**Exercise objective**
Rewrite the lines below as a numbered list, skipping any blank lines and leaving out the pictures.

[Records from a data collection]

══════════════════════════════

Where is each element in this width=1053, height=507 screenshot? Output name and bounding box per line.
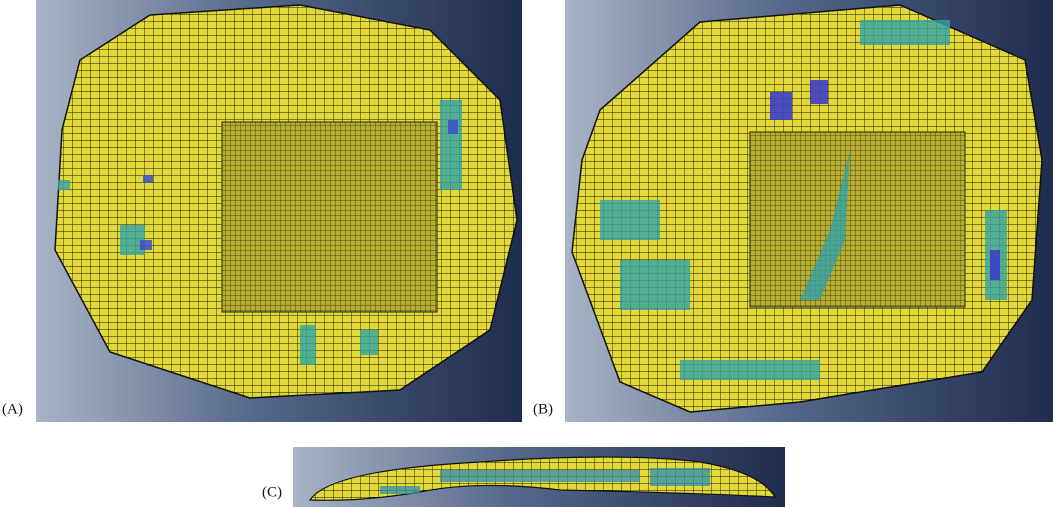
panel-c: (C): [262, 447, 785, 507]
panel-label: (B): [533, 401, 553, 417]
panel-label: (C): [262, 484, 282, 500]
figure: (A) (B) (C): [0, 0, 1053, 507]
mesh-core: [222, 122, 437, 312]
panel-b: (B): [533, 0, 1053, 422]
page: {"panels": [{"label": "(A)"}, {"label": …: [0, 0, 1053, 507]
mesh-core: [750, 132, 965, 307]
panel-a: (A): [2, 0, 522, 422]
panel-label: (A): [2, 401, 23, 417]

══════════════════════════════

**Task output**
1. Where is each element in this width=1053, height=507 screenshot? Output name and bounding box per line.
2. panel-c: (C): [262, 447, 785, 507]
3. panel-label: (B): [533, 401, 553, 417]
4. panel-label: (C): [262, 484, 282, 500]
5. figure: (A) (B) (C): [0, 0, 1053, 507]
6. mesh-core: [222, 122, 437, 312]
7. panel-b: (B): [533, 0, 1053, 422]
8. page: {"panels": [{"label": "(A)"}, {"label": …: [0, 0, 1053, 507]
9. mesh-core: [750, 132, 965, 307]
10. panel-a: (A): [2, 0, 522, 422]
11. panel-label: (A): [2, 401, 23, 417]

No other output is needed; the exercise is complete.